→ **Stated task**
Determine which lines contain the word "lucro", then copy those lines.

→ **Records**
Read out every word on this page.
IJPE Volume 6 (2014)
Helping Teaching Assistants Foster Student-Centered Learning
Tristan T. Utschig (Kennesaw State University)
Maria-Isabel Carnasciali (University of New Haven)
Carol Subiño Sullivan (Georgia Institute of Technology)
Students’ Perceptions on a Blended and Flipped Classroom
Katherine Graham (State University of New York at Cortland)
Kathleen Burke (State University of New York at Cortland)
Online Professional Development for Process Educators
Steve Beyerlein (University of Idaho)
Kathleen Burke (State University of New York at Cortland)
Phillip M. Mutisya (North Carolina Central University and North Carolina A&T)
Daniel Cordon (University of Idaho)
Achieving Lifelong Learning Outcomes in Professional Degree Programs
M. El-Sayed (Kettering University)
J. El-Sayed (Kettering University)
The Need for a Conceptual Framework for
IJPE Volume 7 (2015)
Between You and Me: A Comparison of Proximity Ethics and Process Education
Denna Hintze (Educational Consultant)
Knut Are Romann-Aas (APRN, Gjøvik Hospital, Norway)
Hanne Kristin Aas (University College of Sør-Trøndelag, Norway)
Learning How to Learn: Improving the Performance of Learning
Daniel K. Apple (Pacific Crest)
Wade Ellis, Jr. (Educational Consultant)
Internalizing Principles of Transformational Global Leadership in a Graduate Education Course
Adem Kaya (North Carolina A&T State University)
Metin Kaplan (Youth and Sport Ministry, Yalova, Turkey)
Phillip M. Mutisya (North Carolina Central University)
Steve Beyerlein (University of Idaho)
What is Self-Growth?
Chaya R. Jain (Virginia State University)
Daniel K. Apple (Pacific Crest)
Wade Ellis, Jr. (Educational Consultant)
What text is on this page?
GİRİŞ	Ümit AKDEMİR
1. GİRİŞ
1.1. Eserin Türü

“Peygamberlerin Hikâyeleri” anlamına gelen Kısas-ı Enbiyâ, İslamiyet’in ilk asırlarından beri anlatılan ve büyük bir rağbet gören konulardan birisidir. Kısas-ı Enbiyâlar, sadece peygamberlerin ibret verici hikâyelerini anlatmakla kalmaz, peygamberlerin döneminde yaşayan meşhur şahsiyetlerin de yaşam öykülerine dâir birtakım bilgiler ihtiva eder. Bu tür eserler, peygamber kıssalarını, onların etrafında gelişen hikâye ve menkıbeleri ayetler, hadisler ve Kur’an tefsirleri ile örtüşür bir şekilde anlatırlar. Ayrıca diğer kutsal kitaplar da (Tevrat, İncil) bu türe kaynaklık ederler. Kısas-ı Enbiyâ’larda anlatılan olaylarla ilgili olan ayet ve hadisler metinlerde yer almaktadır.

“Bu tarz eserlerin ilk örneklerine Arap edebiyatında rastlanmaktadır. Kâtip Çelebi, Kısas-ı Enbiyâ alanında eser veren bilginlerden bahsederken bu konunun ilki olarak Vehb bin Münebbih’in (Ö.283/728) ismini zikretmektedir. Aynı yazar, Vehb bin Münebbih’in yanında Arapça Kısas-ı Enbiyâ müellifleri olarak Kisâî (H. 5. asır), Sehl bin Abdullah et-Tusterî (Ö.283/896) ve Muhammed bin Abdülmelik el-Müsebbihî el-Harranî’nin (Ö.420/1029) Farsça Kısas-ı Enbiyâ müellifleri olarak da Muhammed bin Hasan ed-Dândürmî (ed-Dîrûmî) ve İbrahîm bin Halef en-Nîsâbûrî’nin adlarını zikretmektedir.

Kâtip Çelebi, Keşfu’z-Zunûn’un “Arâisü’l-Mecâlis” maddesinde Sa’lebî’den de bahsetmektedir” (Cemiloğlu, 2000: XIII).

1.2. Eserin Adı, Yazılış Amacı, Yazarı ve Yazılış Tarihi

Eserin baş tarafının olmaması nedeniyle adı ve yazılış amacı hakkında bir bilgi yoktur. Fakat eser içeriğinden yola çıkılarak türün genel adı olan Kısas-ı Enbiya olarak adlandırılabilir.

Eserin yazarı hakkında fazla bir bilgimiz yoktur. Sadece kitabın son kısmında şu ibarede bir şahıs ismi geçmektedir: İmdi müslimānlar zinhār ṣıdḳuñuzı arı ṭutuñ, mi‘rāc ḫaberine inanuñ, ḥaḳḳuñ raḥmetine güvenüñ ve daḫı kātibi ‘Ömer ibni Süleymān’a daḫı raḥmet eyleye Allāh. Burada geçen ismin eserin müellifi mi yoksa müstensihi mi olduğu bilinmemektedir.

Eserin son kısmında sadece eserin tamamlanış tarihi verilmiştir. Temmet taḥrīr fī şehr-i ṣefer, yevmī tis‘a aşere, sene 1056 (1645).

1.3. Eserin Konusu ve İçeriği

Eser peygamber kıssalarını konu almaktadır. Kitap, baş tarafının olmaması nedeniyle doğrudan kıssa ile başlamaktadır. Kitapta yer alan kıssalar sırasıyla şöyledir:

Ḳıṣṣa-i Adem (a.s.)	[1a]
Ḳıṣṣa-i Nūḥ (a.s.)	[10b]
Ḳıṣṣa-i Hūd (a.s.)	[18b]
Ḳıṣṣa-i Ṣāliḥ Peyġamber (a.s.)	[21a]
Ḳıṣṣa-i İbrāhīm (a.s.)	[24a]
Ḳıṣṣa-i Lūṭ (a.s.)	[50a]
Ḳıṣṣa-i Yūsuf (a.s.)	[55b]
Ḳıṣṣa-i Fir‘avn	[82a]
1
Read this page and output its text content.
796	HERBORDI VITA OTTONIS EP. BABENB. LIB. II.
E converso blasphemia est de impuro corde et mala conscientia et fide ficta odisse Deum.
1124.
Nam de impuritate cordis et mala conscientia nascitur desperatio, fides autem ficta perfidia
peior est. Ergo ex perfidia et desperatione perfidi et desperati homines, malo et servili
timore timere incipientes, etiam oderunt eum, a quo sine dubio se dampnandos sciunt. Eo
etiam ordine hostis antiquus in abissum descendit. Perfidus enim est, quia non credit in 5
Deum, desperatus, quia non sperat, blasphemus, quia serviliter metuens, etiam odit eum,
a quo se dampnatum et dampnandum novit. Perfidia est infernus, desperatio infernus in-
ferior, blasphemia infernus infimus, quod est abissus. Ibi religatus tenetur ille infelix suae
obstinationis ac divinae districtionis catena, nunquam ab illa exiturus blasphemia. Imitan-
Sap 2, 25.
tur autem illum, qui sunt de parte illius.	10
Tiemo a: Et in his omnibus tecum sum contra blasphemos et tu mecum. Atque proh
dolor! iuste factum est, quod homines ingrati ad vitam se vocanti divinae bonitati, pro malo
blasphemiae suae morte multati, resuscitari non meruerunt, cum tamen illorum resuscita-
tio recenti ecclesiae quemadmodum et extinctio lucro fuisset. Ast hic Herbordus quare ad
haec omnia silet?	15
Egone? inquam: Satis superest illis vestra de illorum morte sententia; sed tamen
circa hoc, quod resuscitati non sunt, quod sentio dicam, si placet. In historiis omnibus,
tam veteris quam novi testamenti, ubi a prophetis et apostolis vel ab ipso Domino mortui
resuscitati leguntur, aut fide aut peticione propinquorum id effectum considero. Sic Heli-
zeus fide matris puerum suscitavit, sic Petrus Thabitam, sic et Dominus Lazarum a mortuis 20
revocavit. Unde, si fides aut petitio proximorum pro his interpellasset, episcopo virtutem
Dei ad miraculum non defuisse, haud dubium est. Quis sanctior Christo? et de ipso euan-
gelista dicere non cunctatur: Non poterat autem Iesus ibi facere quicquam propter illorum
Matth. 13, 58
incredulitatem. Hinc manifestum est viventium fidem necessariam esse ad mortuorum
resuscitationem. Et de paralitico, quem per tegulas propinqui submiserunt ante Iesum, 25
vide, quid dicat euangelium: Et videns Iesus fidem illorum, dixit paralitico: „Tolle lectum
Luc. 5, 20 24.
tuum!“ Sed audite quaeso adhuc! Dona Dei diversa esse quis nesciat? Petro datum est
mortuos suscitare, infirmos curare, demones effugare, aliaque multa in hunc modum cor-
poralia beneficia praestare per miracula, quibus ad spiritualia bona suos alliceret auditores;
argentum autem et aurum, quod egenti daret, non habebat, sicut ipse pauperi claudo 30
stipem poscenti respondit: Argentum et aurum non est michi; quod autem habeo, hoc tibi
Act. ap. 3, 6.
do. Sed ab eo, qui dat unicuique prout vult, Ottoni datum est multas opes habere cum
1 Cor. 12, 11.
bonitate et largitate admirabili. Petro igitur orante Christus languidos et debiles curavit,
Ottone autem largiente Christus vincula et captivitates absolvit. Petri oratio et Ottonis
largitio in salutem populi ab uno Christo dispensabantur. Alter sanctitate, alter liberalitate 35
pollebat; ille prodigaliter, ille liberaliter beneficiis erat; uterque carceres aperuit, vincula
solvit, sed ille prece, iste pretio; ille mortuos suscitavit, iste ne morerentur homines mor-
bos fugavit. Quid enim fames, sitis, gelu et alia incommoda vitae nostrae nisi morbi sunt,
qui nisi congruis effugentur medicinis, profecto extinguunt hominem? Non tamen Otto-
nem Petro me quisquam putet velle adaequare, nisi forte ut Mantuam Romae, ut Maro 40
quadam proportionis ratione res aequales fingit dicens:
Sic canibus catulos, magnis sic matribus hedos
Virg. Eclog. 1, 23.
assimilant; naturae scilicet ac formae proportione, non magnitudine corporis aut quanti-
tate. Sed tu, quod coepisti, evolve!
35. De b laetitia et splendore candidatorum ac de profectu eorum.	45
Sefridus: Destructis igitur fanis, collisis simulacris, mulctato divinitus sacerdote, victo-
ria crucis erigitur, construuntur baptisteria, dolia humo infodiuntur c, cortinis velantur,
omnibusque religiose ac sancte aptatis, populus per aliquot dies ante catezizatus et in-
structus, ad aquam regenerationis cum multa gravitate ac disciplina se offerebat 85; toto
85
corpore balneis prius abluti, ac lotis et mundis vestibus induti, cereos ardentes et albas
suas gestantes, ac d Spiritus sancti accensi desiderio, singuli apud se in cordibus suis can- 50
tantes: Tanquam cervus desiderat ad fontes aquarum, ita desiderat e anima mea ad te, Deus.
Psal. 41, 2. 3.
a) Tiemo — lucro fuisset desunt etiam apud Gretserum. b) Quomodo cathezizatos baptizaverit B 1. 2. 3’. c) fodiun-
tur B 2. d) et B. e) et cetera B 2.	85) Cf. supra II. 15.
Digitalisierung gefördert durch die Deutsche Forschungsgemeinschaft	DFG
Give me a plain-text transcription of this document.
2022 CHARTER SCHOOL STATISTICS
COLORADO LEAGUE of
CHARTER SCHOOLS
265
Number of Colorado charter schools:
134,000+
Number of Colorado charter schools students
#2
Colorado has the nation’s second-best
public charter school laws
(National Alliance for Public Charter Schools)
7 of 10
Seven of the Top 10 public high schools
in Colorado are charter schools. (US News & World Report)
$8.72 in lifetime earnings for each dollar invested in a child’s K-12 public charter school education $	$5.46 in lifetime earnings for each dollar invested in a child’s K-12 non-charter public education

→ **Task solution**
tio recenti ecclesiae quemadmodum et extinctio lucro fuisset. Ast hic Herbordus quare ad
a) Tiemo — lucro fuisset desunt etiam apud Gretserum. b) Quomodo cathezizatos baptizaverit B 1. 2. 3’. c) fodiun-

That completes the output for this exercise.